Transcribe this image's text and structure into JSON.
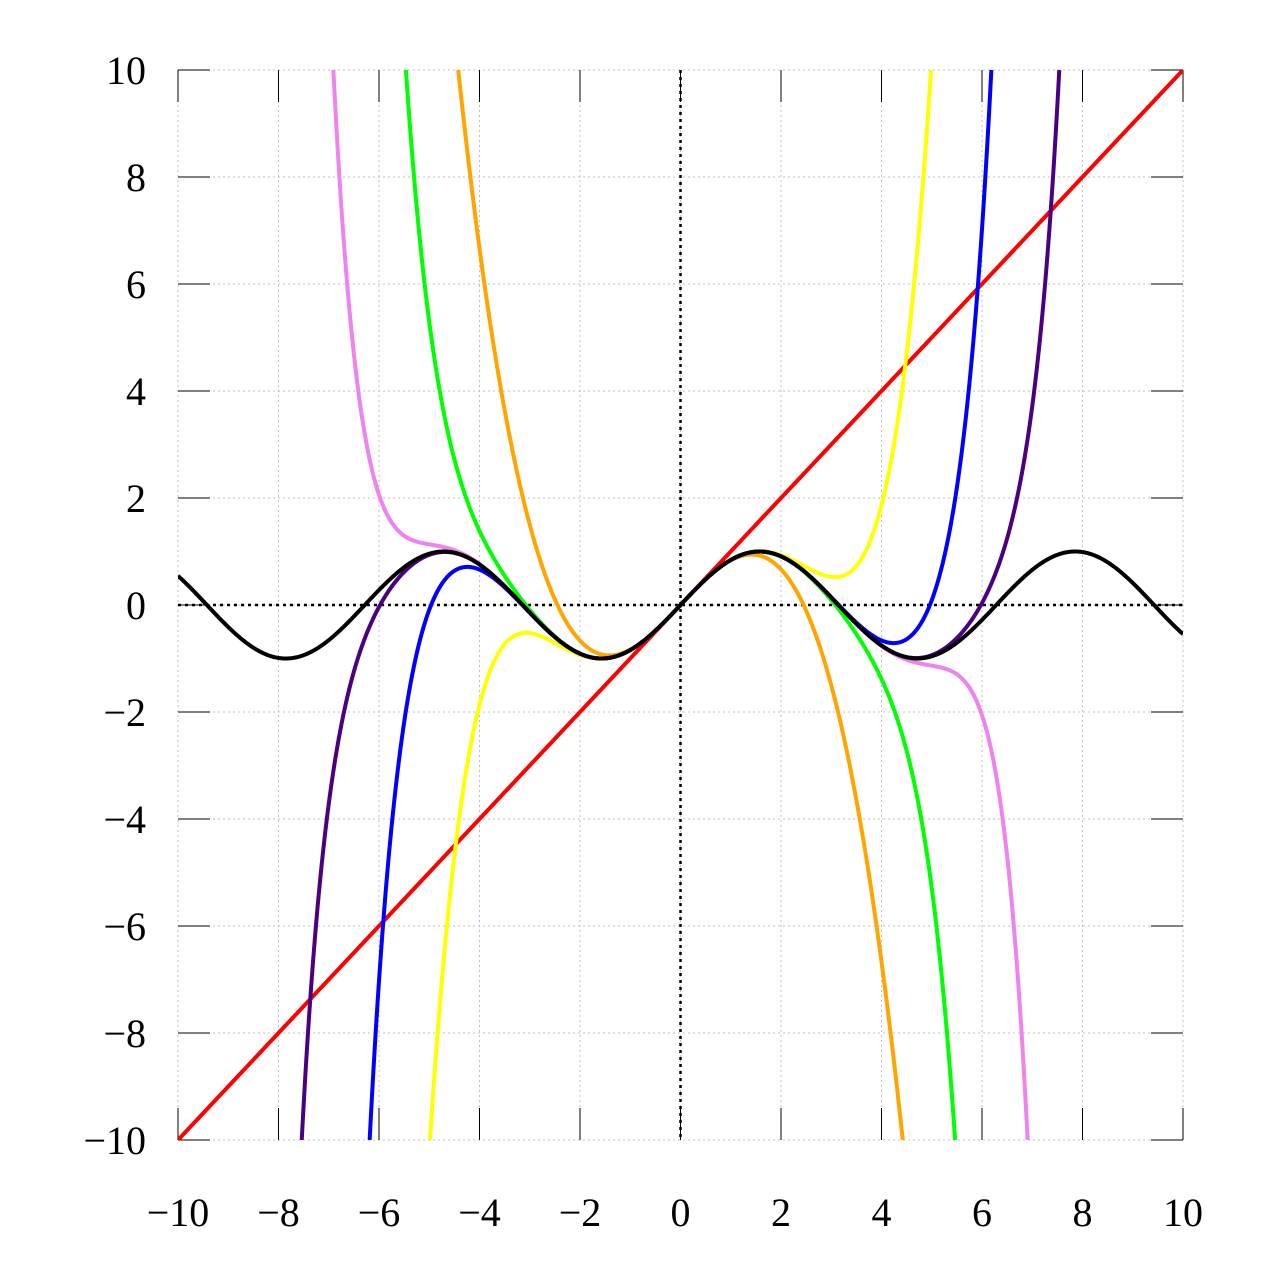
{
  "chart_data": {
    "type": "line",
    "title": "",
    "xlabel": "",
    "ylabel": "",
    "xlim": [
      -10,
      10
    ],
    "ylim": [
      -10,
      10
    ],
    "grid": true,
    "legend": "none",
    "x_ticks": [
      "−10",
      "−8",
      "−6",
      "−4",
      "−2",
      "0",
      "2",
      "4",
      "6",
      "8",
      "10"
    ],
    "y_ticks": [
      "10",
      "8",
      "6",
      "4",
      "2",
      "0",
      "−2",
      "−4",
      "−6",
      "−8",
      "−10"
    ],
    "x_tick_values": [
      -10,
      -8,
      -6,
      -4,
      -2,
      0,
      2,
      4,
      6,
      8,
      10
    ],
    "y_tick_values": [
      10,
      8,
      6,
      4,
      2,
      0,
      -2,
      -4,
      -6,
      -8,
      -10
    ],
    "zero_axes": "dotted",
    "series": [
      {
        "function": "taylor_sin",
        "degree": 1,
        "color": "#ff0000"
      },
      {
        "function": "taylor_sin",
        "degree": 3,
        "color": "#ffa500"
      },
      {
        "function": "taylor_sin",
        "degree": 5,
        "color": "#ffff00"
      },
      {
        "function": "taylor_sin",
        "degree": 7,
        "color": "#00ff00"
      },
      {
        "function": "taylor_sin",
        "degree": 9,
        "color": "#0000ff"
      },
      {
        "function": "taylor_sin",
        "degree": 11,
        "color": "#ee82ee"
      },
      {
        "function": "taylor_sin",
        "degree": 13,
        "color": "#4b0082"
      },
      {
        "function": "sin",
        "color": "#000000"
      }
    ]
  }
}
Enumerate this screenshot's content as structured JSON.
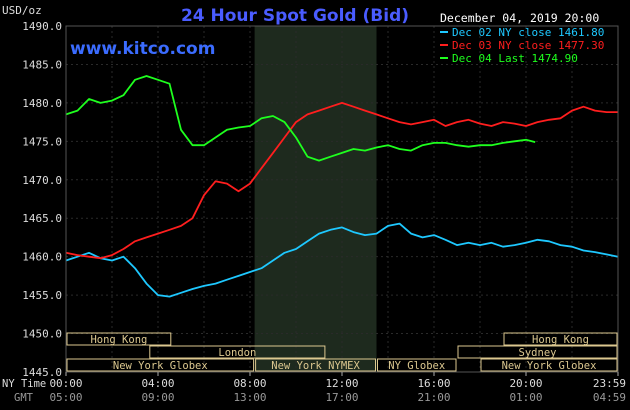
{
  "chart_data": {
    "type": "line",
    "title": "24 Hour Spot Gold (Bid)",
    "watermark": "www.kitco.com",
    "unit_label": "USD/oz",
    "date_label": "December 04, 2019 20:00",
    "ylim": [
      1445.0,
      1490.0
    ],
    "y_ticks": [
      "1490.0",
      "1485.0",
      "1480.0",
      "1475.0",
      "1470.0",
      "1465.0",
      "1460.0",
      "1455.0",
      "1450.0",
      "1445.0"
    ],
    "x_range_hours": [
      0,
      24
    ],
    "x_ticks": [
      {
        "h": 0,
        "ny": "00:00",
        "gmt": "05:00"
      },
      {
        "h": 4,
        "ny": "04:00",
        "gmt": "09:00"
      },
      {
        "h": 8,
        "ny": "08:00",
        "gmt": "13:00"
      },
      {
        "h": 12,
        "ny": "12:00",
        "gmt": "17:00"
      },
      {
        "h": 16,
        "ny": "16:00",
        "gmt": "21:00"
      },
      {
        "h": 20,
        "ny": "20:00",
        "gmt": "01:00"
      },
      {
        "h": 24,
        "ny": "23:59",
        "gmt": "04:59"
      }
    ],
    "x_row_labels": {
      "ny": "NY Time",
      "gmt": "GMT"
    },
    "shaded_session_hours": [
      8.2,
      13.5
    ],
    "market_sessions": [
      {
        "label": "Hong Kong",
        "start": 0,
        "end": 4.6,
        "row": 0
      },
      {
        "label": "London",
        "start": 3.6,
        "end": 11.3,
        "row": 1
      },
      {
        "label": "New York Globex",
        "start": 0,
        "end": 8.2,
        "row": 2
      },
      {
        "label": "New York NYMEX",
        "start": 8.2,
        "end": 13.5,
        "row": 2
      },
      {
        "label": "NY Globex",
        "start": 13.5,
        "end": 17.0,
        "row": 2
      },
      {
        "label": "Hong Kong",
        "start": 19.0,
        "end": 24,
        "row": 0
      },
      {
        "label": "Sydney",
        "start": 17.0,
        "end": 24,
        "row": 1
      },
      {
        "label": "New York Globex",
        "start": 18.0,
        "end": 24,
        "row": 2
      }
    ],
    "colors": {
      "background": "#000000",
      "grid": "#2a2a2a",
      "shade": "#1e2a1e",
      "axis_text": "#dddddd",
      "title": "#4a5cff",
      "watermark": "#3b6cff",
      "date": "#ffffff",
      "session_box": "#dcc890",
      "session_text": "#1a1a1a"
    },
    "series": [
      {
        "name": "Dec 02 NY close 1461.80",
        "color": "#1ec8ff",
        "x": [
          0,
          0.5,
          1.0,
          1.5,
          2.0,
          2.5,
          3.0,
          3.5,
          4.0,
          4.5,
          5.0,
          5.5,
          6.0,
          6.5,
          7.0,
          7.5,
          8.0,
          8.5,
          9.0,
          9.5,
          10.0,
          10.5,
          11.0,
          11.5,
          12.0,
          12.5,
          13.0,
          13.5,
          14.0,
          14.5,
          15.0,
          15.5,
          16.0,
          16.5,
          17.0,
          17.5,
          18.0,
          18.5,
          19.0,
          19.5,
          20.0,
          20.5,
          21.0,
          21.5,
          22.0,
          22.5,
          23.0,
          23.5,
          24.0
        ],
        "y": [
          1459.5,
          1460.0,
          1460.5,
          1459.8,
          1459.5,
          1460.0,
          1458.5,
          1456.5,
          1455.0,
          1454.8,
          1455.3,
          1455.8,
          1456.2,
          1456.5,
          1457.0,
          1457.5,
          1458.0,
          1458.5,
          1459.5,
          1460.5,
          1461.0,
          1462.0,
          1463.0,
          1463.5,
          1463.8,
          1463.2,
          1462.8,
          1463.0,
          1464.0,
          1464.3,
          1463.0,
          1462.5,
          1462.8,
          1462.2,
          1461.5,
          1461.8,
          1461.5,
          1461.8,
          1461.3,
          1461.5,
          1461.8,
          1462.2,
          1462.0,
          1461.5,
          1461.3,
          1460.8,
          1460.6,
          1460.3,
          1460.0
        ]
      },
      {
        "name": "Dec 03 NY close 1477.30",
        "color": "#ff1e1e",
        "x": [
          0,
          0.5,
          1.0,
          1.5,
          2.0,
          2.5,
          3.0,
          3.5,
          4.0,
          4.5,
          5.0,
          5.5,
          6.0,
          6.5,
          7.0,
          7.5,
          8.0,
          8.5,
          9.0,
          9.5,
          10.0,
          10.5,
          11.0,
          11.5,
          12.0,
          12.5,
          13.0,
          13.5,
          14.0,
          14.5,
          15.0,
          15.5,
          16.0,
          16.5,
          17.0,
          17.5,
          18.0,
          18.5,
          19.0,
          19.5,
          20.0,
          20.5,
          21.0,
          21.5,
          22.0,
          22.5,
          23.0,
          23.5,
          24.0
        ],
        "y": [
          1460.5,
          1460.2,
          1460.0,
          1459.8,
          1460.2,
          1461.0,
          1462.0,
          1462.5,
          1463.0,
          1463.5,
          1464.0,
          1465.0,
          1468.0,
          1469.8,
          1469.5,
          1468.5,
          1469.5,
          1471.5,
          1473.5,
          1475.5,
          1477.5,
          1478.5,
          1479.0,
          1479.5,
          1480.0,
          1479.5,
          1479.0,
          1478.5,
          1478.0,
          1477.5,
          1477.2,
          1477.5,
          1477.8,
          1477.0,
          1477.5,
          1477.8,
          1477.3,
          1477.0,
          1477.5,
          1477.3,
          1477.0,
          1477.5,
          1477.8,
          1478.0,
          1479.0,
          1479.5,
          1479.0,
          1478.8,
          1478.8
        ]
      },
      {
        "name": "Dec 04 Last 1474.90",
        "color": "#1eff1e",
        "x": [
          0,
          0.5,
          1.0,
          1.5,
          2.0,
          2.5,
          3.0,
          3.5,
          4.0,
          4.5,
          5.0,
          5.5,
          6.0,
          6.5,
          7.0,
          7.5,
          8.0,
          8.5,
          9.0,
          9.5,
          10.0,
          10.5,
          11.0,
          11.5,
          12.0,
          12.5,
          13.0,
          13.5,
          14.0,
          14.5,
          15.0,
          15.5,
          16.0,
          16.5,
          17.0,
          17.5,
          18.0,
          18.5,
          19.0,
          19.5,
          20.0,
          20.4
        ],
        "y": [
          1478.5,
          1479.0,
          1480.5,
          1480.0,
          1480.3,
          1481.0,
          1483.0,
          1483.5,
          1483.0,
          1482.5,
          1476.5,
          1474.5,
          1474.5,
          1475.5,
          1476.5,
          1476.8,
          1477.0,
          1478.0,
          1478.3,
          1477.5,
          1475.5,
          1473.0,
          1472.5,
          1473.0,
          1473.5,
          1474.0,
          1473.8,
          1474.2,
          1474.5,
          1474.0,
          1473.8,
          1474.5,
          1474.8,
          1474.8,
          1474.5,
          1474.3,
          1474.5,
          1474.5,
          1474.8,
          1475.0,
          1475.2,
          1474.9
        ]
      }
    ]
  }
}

THE PROBLEM:
Search the records above for the string "name". Copy every line that contains it.

EXERCISE OUTPUT:
        "name": "Dec 02 NY close 1461.80",
        "name": "Dec 03 NY close 1477.30",
        "name": "Dec 04 Last 1474.90",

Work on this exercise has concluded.